(Collected data entries)
------------------------------------------------

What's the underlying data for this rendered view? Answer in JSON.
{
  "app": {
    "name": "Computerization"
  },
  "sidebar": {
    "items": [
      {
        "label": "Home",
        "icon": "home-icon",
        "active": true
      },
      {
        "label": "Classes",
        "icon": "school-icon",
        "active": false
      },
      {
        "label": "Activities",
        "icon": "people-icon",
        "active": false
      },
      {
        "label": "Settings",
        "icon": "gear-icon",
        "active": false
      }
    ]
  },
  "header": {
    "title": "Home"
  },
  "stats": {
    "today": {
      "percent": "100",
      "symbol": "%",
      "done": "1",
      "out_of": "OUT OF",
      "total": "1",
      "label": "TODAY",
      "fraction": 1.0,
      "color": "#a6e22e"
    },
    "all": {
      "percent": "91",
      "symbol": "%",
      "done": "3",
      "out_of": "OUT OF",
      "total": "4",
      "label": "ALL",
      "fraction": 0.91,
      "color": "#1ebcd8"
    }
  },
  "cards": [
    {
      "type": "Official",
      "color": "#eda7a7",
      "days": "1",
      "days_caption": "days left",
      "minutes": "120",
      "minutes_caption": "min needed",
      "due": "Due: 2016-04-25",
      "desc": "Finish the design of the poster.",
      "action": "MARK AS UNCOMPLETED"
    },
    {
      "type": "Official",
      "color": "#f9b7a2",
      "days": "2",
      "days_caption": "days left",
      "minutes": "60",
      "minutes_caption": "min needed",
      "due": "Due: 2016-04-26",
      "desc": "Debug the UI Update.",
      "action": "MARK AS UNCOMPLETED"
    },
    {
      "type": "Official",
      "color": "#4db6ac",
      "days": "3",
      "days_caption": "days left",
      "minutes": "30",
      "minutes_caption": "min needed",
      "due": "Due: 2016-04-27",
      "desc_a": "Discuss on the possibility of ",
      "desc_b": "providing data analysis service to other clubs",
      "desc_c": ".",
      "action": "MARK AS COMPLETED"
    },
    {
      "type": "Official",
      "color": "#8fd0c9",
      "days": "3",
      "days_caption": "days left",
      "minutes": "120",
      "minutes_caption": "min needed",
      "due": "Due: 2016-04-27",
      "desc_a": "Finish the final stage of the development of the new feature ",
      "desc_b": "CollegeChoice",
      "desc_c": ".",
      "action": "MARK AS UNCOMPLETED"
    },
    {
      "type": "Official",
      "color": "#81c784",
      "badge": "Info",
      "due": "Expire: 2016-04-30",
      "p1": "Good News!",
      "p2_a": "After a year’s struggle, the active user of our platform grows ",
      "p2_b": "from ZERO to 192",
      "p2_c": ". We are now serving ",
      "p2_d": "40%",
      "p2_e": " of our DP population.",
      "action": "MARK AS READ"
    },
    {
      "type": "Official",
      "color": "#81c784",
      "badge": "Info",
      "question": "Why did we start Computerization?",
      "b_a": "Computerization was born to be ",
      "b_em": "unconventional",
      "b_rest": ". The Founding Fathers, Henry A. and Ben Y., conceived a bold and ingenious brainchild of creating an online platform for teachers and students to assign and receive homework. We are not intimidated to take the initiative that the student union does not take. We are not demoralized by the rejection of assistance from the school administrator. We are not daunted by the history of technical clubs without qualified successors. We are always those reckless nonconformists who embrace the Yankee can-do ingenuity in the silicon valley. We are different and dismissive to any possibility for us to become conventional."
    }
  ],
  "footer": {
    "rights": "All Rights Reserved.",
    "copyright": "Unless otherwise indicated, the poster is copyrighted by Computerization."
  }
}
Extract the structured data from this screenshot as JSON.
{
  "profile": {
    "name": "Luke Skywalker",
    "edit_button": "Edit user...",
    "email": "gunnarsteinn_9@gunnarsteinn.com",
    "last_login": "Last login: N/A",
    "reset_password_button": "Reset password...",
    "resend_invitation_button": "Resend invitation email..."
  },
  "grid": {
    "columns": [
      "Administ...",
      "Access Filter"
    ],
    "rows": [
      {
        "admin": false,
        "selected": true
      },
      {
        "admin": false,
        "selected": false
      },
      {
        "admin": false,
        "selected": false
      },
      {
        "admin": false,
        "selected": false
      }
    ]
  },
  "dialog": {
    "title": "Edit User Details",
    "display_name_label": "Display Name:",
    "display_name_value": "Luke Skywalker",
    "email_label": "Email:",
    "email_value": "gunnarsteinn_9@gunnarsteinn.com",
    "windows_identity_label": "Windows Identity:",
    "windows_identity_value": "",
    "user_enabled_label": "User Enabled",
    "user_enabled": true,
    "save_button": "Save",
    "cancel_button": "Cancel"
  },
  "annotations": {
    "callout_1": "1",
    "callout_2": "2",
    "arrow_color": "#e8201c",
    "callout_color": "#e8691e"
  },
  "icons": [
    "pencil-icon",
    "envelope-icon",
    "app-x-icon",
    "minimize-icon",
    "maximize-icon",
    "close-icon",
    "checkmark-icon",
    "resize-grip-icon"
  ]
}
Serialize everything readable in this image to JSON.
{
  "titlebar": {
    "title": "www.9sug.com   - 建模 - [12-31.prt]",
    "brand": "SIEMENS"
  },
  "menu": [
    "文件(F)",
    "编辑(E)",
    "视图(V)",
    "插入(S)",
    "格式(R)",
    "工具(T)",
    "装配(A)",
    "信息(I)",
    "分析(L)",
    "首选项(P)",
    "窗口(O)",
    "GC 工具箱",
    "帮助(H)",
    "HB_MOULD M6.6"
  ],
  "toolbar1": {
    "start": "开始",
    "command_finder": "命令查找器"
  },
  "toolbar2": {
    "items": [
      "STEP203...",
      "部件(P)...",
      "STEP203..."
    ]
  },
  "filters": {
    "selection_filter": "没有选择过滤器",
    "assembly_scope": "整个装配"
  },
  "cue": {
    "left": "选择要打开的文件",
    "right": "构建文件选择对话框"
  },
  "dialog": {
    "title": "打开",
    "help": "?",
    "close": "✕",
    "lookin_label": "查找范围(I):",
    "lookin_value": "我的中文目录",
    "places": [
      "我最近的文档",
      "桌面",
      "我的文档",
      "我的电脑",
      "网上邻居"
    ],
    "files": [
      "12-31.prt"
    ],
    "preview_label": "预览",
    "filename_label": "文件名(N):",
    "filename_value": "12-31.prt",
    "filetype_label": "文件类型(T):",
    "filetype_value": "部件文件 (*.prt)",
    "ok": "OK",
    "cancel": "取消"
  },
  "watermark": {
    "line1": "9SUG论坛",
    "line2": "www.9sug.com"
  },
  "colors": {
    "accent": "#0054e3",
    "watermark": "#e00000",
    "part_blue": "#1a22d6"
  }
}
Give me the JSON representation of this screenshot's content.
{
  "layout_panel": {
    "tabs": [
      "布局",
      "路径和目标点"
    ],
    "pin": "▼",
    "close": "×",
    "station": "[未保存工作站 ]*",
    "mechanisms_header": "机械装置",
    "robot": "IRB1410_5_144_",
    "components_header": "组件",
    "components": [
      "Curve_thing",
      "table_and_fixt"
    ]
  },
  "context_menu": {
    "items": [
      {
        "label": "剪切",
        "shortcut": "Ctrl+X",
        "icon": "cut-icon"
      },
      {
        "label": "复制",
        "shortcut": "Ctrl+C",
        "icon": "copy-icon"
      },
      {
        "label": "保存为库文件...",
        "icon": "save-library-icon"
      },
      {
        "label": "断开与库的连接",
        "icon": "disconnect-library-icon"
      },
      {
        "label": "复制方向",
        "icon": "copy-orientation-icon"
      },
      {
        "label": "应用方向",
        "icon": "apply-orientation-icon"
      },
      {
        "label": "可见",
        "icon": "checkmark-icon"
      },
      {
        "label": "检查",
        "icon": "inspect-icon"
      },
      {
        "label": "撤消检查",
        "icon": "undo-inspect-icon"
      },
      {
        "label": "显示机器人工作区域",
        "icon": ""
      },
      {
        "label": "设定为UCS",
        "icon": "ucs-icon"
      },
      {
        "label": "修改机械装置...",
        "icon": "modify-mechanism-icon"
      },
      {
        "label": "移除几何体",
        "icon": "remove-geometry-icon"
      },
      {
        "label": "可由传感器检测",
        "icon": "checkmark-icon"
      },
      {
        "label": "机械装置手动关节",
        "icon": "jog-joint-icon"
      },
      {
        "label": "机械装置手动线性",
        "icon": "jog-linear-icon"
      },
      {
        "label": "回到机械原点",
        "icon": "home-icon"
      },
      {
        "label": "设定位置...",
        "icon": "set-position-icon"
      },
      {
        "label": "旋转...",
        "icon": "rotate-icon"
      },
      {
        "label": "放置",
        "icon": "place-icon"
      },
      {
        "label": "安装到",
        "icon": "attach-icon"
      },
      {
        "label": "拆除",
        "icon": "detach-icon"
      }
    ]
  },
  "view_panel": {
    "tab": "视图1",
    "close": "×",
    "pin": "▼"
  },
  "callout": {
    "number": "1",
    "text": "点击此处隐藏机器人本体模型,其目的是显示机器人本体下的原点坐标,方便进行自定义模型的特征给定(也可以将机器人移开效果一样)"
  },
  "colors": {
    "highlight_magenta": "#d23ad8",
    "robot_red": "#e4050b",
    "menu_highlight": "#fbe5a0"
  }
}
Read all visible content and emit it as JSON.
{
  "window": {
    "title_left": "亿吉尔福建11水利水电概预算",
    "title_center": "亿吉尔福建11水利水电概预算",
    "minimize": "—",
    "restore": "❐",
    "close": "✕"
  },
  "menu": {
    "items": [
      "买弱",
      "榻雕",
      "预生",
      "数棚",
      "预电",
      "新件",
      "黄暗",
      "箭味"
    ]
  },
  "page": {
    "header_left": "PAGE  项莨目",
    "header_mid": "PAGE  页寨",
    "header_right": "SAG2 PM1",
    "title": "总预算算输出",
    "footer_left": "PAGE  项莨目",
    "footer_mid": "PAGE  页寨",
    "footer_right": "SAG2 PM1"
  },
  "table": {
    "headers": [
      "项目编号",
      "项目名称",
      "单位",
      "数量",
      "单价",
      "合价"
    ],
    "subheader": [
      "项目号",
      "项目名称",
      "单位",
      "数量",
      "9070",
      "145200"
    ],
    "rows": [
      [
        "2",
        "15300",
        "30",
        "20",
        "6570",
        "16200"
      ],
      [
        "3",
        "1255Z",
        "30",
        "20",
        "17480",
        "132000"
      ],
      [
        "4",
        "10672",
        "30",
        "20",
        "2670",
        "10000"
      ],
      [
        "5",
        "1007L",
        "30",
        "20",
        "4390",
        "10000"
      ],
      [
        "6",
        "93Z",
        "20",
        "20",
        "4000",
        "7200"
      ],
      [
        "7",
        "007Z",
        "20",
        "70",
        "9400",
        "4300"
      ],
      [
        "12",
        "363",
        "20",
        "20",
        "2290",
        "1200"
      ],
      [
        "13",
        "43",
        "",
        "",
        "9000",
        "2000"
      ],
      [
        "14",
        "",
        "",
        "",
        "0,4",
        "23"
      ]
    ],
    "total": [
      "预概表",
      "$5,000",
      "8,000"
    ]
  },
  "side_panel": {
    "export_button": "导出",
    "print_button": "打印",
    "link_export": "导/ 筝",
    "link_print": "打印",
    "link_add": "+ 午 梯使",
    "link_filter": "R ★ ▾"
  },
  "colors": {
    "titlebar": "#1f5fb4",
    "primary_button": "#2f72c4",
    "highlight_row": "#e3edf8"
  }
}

------------------------------------------------

■ **CHALLENGE**
Count how many lines hold the string "content" and give that number alone.

■ **OUTPUT OF THE EXERCISE**
2